Activity → Apart from the pictures, return every line of the listing exactly.

Dataset →
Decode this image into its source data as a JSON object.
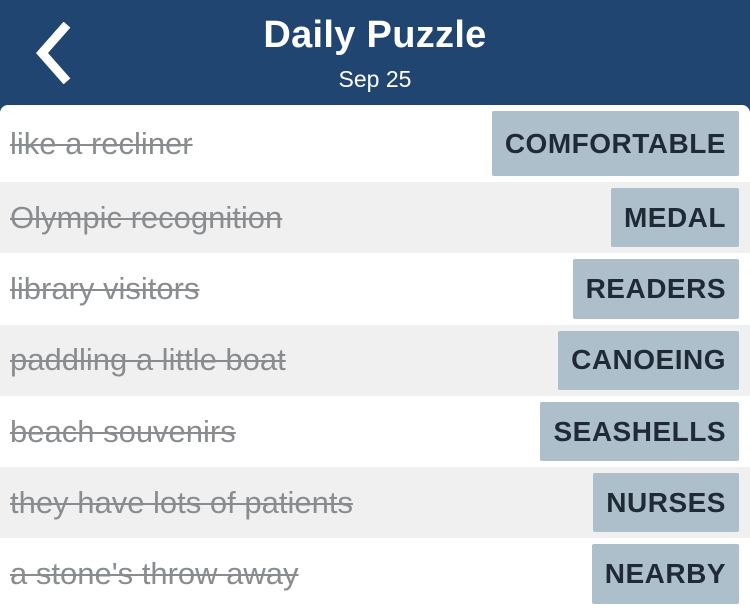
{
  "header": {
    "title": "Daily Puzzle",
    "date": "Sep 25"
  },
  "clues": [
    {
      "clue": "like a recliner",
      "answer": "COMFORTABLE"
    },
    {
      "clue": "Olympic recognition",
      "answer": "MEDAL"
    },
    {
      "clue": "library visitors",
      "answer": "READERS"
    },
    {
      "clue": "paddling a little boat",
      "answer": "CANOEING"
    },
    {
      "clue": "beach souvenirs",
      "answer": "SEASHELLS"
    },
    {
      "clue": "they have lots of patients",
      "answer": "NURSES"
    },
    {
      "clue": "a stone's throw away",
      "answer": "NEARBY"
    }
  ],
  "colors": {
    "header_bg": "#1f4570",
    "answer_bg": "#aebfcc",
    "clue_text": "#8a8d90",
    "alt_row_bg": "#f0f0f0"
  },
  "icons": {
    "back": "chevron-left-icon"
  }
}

Solution below →
Decode this image into its source data as a JSON object.
{
  "header": {
    "title": "Daily Puzzle",
    "date": "Sep 25"
  },
  "clues": [
    {
      "clue": "like a recliner",
      "answer": "COMFORTABLE"
    },
    {
      "clue": "Olympic recognition",
      "answer": "MEDAL"
    },
    {
      "clue": "library visitors",
      "answer": "READERS"
    },
    {
      "clue": "paddling a little boat",
      "answer": "CANOEING"
    },
    {
      "clue": "beach souvenirs",
      "answer": "SEASHELLS"
    },
    {
      "clue": "they have lots of patients",
      "answer": "NURSES"
    },
    {
      "clue": "a stone's throw away",
      "answer": "NEARBY"
    }
  ],
  "colors": {
    "header_bg": "#1f4570",
    "answer_bg": "#aebfcc",
    "clue_text": "#8a8d90",
    "alt_row_bg": "#f0f0f0"
  },
  "icons": {
    "back": "chevron-left-icon"
  }
}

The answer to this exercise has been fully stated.